→ Task directions
Copy out the lines below word for word, from the first line through the line containing "Annotate this image: element", including both. Leave the pictures out of your answer.

___ Records for the exercise

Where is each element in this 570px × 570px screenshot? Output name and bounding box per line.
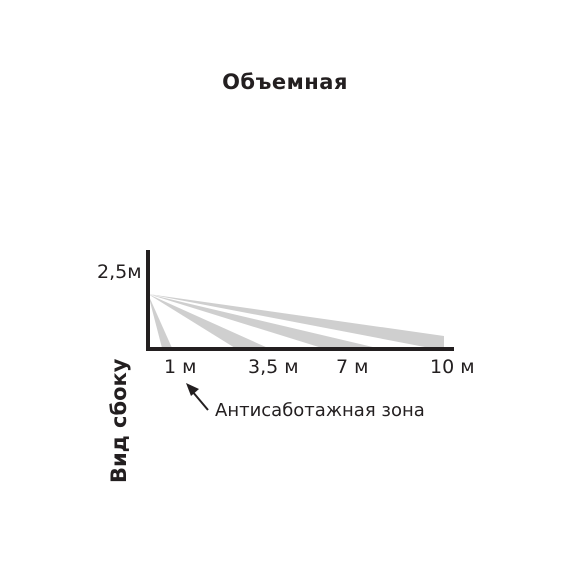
beam-near <box>148 294 268 348</box>
beam-mid <box>148 294 377 348</box>
diagram-title: Объемная <box>222 70 348 94</box>
arrow-icon <box>186 383 209 411</box>
tamper-zone-label: Антисаботажная зона <box>215 400 425 421</box>
detection-beams <box>148 294 444 348</box>
axes <box>146 250 454 351</box>
distance-label-7m: 7 м <box>336 356 368 378</box>
beam-far <box>148 294 444 348</box>
side-view-label: Вид сбоку <box>107 358 131 483</box>
beam-antitamper <box>148 294 172 348</box>
height-label: 2,5м <box>97 261 142 283</box>
distance-label-1m: 1 м <box>164 356 196 378</box>
distance-label-10m: 10 м <box>430 356 475 378</box>
distance-label-3-5m: 3,5 м <box>248 356 299 378</box>
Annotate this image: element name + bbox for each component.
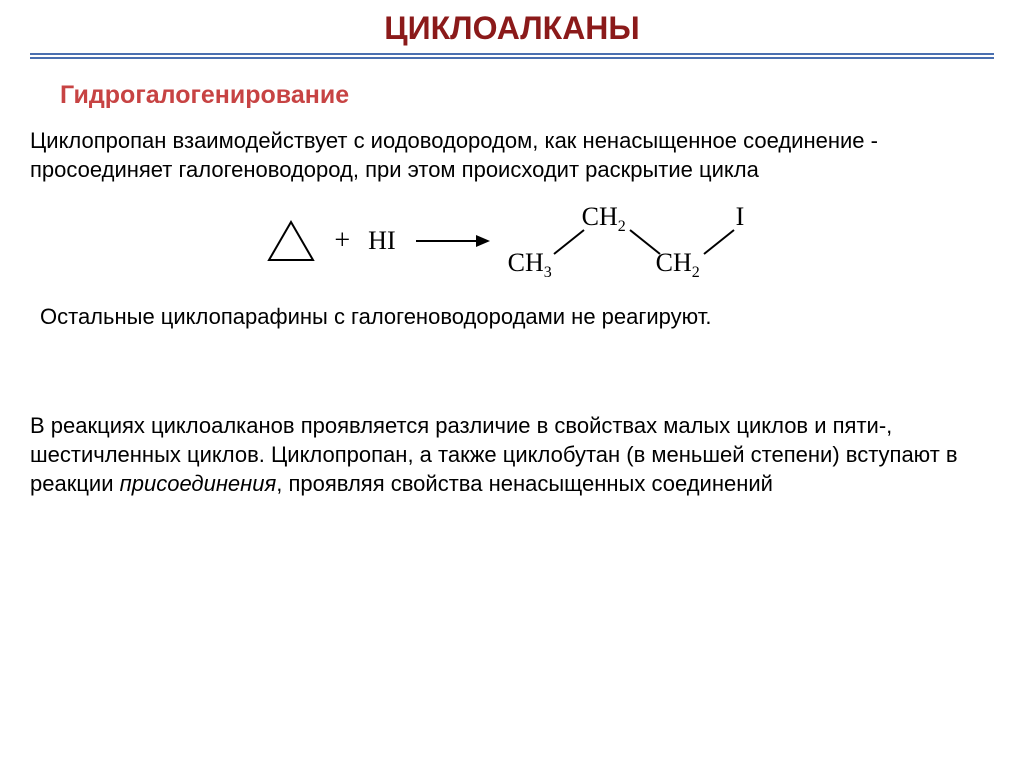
product-ch2-mid: CH2 [582, 202, 626, 236]
title-rule-inner [30, 55, 994, 57]
plus-sign: + [334, 225, 350, 257]
para3-part-b: , проявляя свойства ненасыщенных соедине… [276, 471, 773, 496]
product-ch2-right: CH2 [656, 248, 700, 282]
reaction-scheme: + HI CH3 CH2 CH2 I [30, 202, 994, 280]
bond-3-icon [702, 228, 736, 256]
product-ch3: CH3 [508, 248, 552, 282]
reagent-hi: HI [368, 226, 395, 256]
para3-italic: присоединения [120, 471, 277, 496]
title-rule [30, 53, 994, 59]
spacer [30, 349, 994, 411]
page-title: ЦИКЛОАЛКАНЫ [30, 10, 994, 47]
paragraph-conclusion: В реакциях циклоалканов проявляется разл… [30, 411, 994, 498]
subtitle-text: Гидрогалогенирование [60, 81, 349, 109]
subtitle: Гидрогалогенирование [60, 81, 994, 110]
title-text: ЦИКЛОАЛКАНЫ [384, 10, 639, 46]
product-iodine: I [736, 202, 745, 232]
cyclopropane-triangle-icon [266, 219, 316, 263]
reaction-arrow-icon [414, 232, 490, 250]
paragraph-note: Остальные циклопарафины с галогеноводоро… [40, 302, 994, 331]
bond-1-icon [552, 228, 586, 256]
reaction-product: CH3 CH2 CH2 I [508, 202, 758, 280]
paragraph-intro: Циклопропан взаимодействует с иодоводоро… [30, 126, 994, 184]
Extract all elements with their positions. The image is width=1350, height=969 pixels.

______

→ Exercise response
Where is each element in this 570px × 570px screenshot? Output name and bounding box per line.
beam-near <box>148 294 268 348</box>
beam-mid <box>148 294 377 348</box>
diagram-title: Объемная <box>222 70 348 94</box>
arrow-icon <box>186 383 209 411</box>
tamper-zone-label: Антисаботажная зона <box>215 400 425 421</box>
detection-beams <box>148 294 444 348</box>
axes <box>146 250 454 351</box>
distance-label-7m: 7 м <box>336 356 368 378</box>
beam-far <box>148 294 444 348</box>
side-view-label: Вид сбоку <box>107 358 131 483</box>
beam-antitamper <box>148 294 172 348</box>
height-label: 2,5м <box>97 261 142 283</box>
distance-label-1m: 1 м <box>164 356 196 378</box>
distance-label-10m: 10 м <box>430 356 475 378</box>
distance-label-3-5m: 3,5 м <box>248 356 299 378</box>
Annotate this image: element name + bbox for each component.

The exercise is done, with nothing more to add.